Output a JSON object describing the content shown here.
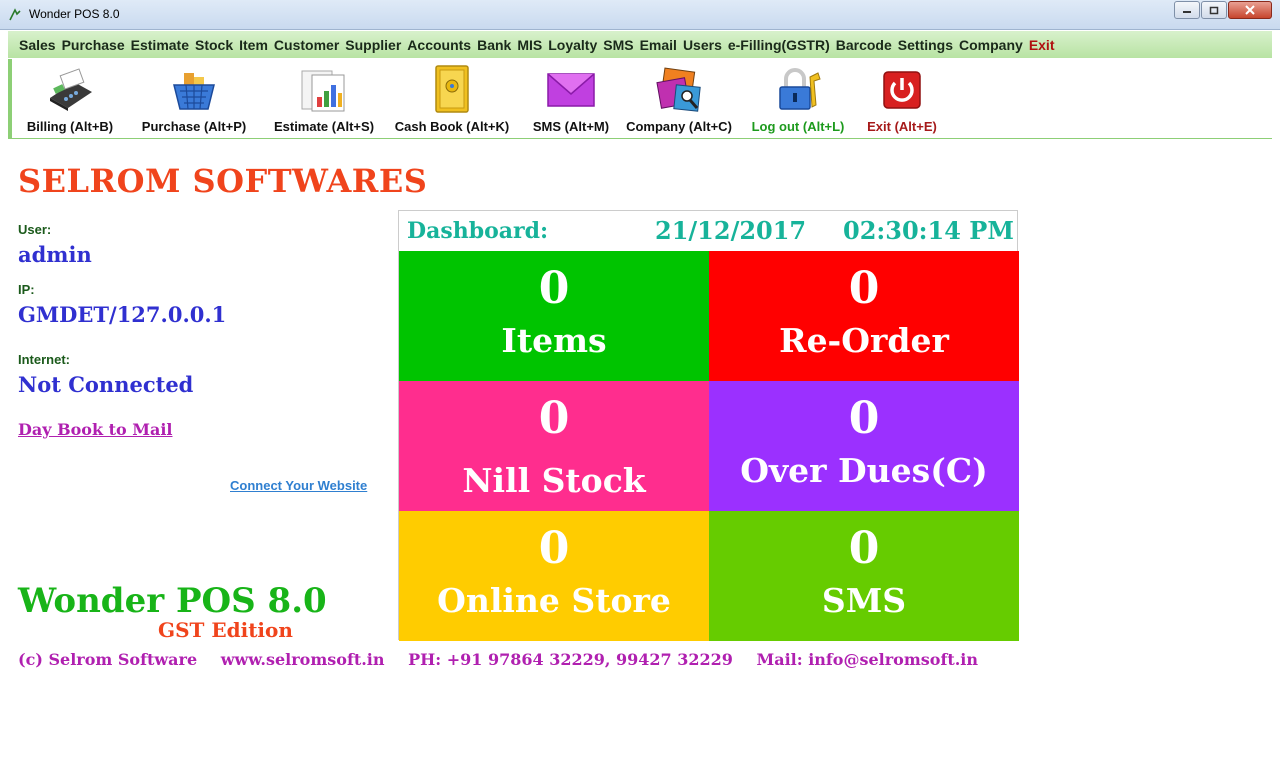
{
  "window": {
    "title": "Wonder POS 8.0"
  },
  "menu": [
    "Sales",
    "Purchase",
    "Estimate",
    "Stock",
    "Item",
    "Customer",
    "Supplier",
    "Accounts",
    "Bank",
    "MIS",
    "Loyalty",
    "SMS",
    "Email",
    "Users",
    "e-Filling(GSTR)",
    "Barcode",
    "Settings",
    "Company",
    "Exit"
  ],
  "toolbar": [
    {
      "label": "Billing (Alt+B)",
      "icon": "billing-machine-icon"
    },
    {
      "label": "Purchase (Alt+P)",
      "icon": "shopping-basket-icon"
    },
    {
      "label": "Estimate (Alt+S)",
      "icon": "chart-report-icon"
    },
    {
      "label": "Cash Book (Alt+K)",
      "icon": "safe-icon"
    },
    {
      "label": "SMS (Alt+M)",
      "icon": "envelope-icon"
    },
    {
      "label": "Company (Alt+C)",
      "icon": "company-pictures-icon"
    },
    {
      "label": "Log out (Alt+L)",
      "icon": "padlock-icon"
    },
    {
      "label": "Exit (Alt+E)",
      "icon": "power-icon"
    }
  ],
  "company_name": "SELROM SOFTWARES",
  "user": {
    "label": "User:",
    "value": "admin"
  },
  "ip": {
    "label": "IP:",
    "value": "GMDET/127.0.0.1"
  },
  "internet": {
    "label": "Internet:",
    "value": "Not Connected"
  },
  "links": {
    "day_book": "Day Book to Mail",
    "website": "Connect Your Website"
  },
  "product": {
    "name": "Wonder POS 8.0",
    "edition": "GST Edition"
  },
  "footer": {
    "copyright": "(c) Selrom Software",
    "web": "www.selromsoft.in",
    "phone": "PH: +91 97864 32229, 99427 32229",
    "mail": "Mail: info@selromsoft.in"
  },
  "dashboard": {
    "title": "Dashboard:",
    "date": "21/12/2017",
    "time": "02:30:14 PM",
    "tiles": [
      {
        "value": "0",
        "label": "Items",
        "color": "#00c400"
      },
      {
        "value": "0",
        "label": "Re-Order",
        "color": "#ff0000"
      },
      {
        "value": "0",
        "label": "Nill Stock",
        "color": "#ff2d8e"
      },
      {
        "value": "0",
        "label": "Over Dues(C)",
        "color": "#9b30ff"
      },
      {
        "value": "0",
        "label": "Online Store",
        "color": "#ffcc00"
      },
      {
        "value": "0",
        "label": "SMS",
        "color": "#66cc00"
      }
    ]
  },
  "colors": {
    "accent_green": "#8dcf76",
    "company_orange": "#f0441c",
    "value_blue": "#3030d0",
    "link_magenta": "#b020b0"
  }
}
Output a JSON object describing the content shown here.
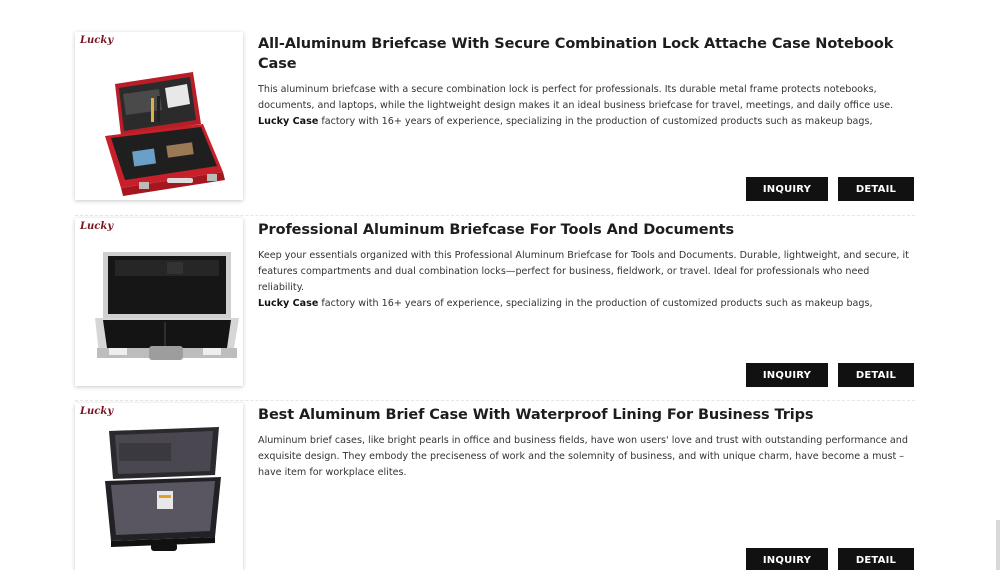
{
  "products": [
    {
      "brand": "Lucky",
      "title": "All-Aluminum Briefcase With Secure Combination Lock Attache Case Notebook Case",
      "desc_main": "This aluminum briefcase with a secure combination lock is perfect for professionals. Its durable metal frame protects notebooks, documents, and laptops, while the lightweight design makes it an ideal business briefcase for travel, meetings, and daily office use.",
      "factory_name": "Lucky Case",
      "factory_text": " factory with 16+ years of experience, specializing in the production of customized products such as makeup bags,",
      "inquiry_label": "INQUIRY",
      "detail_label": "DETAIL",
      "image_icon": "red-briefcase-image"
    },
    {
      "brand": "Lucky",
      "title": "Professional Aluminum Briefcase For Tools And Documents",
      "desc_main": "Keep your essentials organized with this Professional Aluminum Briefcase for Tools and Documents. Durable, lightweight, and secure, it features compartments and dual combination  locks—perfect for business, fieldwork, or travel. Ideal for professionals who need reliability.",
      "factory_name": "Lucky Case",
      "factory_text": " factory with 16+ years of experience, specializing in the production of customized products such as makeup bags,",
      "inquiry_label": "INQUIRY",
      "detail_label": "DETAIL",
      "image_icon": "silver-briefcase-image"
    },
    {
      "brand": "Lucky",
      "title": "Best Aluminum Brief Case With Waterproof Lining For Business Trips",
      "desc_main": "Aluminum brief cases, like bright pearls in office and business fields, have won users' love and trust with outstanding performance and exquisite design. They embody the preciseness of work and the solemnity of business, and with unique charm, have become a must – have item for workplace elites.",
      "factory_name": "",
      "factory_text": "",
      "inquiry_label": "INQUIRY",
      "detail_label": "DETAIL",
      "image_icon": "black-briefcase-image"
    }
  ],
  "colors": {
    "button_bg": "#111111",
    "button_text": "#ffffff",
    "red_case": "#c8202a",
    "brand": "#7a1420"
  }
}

···

# Task prompt
Without the pictures, repeat the listing above exactly.

# Solution to this task
Output a JSON object describing the content shown here.
{
  "window": {
    "title": "Wonder POS 8.0"
  },
  "menu": [
    "Sales",
    "Purchase",
    "Estimate",
    "Stock",
    "Item",
    "Customer",
    "Supplier",
    "Accounts",
    "Bank",
    "MIS",
    "Loyalty",
    "SMS",
    "Email",
    "Users",
    "e-Filling(GSTR)",
    "Barcode",
    "Settings",
    "Company",
    "Exit"
  ],
  "toolbar": [
    {
      "label": "Billing (Alt+B)",
      "icon": "billing-machine-icon"
    },
    {
      "label": "Purchase (Alt+P)",
      "icon": "shopping-basket-icon"
    },
    {
      "label": "Estimate (Alt+S)",
      "icon": "chart-report-icon"
    },
    {
      "label": "Cash Book (Alt+K)",
      "icon": "safe-icon"
    },
    {
      "label": "SMS (Alt+M)",
      "icon": "envelope-icon"
    },
    {
      "label": "Company (Alt+C)",
      "icon": "company-pictures-icon"
    },
    {
      "label": "Log out (Alt+L)",
      "icon": "padlock-icon"
    },
    {
      "label": "Exit (Alt+E)",
      "icon": "power-icon"
    }
  ],
  "company_name": "SELROM SOFTWARES",
  "user": {
    "label": "User:",
    "value": "admin"
  },
  "ip": {
    "label": "IP:",
    "value": "GMDET/127.0.0.1"
  },
  "internet": {
    "label": "Internet:",
    "value": "Not Connected"
  },
  "links": {
    "day_book": "Day Book to Mail",
    "website": "Connect Your Website"
  },
  "product": {
    "name": "Wonder POS 8.0",
    "edition": "GST Edition"
  },
  "footer": {
    "copyright": "(c) Selrom Software",
    "web": "www.selromsoft.in",
    "phone": "PH: +91 97864 32229, 99427 32229",
    "mail": "Mail: info@selromsoft.in"
  },
  "dashboard": {
    "title": "Dashboard:",
    "date": "21/12/2017",
    "time": "02:30:14 PM",
    "tiles": [
      {
        "value": "0",
        "label": "Items",
        "color": "#00c400"
      },
      {
        "value": "0",
        "label": "Re-Order",
        "color": "#ff0000"
      },
      {
        "value": "0",
        "label": "Nill Stock",
        "color": "#ff2d8e"
      },
      {
        "value": "0",
        "label": "Over Dues(C)",
        "color": "#9b30ff"
      },
      {
        "value": "0",
        "label": "Online Store",
        "color": "#ffcc00"
      },
      {
        "value": "0",
        "label": "SMS",
        "color": "#66cc00"
      }
    ]
  },
  "colors": {
    "accent_green": "#8dcf76",
    "company_orange": "#f0441c",
    "value_blue": "#3030d0",
    "link_magenta": "#b020b0"
  }
}
Output a JSON object describing the content shown here.
{
  "products": [
    {
      "brand": "Lucky",
      "title": "All-Aluminum Briefcase With Secure Combination Lock Attache Case Notebook Case",
      "desc_main": "This aluminum briefcase with a secure combination lock is perfect for professionals. Its durable metal frame protects notebooks, documents, and laptops, while the lightweight design makes it an ideal business briefcase for travel, meetings, and daily office use.",
      "factory_name": "Lucky Case",
      "factory_text": " factory with 16+ years of experience, specializing in the production of customized products such as makeup bags,",
      "inquiry_label": "INQUIRY",
      "detail_label": "DETAIL",
      "image_icon": "red-briefcase-image"
    },
    {
      "brand": "Lucky",
      "title": "Professional Aluminum Briefcase For Tools And Documents",
      "desc_main": "Keep your essentials organized with this Professional Aluminum Briefcase for Tools and Documents. Durable, lightweight, and secure, it features compartments and dual combination  locks—perfect for business, fieldwork, or travel. Ideal for professionals who need reliability.",
      "factory_name": "Lucky Case",
      "factory_text": " factory with 16+ years of experience, specializing in the production of customized products such as makeup bags,",
      "inquiry_label": "INQUIRY",
      "detail_label": "DETAIL",
      "image_icon": "silver-briefcase-image"
    },
    {
      "brand": "Lucky",
      "title": "Best Aluminum Brief Case With Waterproof Lining For Business Trips",
      "desc_main": "Aluminum brief cases, like bright pearls in office and business fields, have won users' love and trust with outstanding performance and exquisite design. They embody the preciseness of work and the solemnity of business, and with unique charm, have become a must – have item for workplace elites.",
      "factory_name": "",
      "factory_text": "",
      "inquiry_label": "INQUIRY",
      "detail_label": "DETAIL",
      "image_icon": "black-briefcase-image"
    }
  ],
  "colors": {
    "button_bg": "#111111",
    "button_text": "#ffffff",
    "red_case": "#c8202a",
    "brand": "#7a1420"
  }
}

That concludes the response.